De locatie ligt in de geluidzone van de Biesterveldsweg, Spanjaardsdijk en de N348 (art. 74 Wet geluidhinder (Wgh)). De nieuwe woonbestemming moet daarom getoetst worden aan de Wgh (art. 76 Wgh). De voorkeursgrenswaarde bedraagt 48 dB, de maximale grenswaarde bedraagt 53 dB (art. 83 Wgh).

Op grond van een Geonoise-rekenmodel, gebaseerd op de Verkeersmilieukaart 2020 is vastgesteld dat de geluidbelasting als gevolg van de Biesterveldsweg, Spanjaardsdijk en N348 (Deventer-Raalte) de voorkeursgrenswaarde niet zal overschrijden (inclusief aftrek op grond van artikel 110g Wgh). Akoestisch onderzoek is verder niet noodzakelijk voor de ruimtelijke procedure.

Bodemkwaliteit

Op basis van het historisch bodembestand blijkt dat er een ondergrondse brandstoftank (3.000 liter) is gelegen en drie bovengrondse tanks aanwezig waren (2 b.g. dieseltanks inhoud 800 en 1200 liter en 1 b.g. gasolietank 600 liter).

De ondergrondse tank (3000 liter) is verwijderd op 04 november 1991 onder toezicht van WMO. Deze tank heeft als status dat de tank onder KIWA regels is verwijderd. Dit betekent dat deze tank in het kader van de ruimtelijke procedure niet meer als verdacht wordt aangemerkt.

Er is een bovengrondse dieseltank van 3.000 liter in gebruik (geïnstalleerd in 1991). Op basis van de informatie die de eigenaren van het perceel aan de gemeente hebben verstrekt, blijkt dat deze tank in 1999 (jaar van aankoop) op de locatie niet aanwezig was. Deze tank komt ook niet in de hinderwetvergunningen voor. Mogelijk betreft deze tank de gesaneerde tank en is er dus ten aanzien van deze tank sprake van een onjuiste vermelding in het digitale archief. Op dit moment bestaat hierover geen duidelijkheid. Voor de beoordeling van de ruimtelijke procedure is aanvullend historisch onderzoek op dit kader niet noodzakelijk, omdat deze deellocatie in ieder geval op een afstand van meer dan 70 meter van het bouwblok voor de nieuwe woning ligt.

Daarnaast blijkt uit oude Hinderwetvergunningen dat er op de locatie nog 2 b.g. dieseltanks inhoud 800 en 1200 liter en 1 b.g. gasolietank 600 liter) aanwezig kunnen zijn.

*****

JOUW OPDRACHTEN ▸
1: Beantwoord met behulp van het fragment over geluid en bodemkwaliteit de volgende vragen:
(a) Hoe hoog is de maximale grenswaarde volgens artikel 83 Wgh?
(b) Op welke datum werd de ondergrondse tank van 3000 liter verwijderd?
(c) Op welke afstand van het bouwblok voor de nieuwe woning ligt de deellocatie met de bovengrondse dieseltank van 3.000 liter?
2: Geef bij elke bewering aan of die overeenkomt met het fragment over geluid en bodemkwaliteit. Onderbouw je antwoord met de beslissende woorden uit het fragment.
(a) Voor de ruimtelijke procedure is akoestisch onderzoek nodig.
(b) De ondergrondse tank werd verwijderd onder toezicht van WMO.
(c) De bovengrondse dieseltank van 3.000 liter staat vermeld in de hinderwetvergunningen.

GEGEVENS ▸

*****

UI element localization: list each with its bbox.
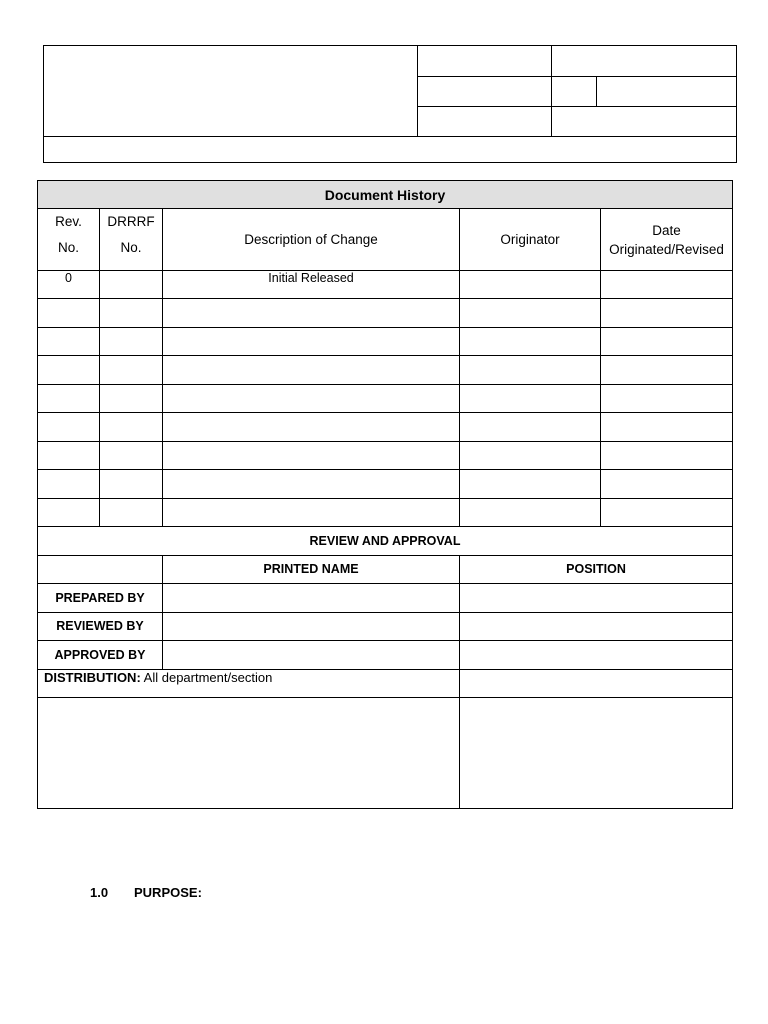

*****

RESULTATEN ▸
1:
(a) 53 dB.
(b) Op 04 november 1991.
(c) Op meer dan 70 meter.

2:
(a) Nee: "Akoestisch onderzoek is verder niet noodzakelijk voor de ruimtelijke procedure."
(b) Ja: "De ondergrondse tank (3000 liter) is verwijderd op 04 november 1991 onder toezicht van WMO."
(c) Nee: "Deze tank komt ook niet in de hinderwetvergunningen voor."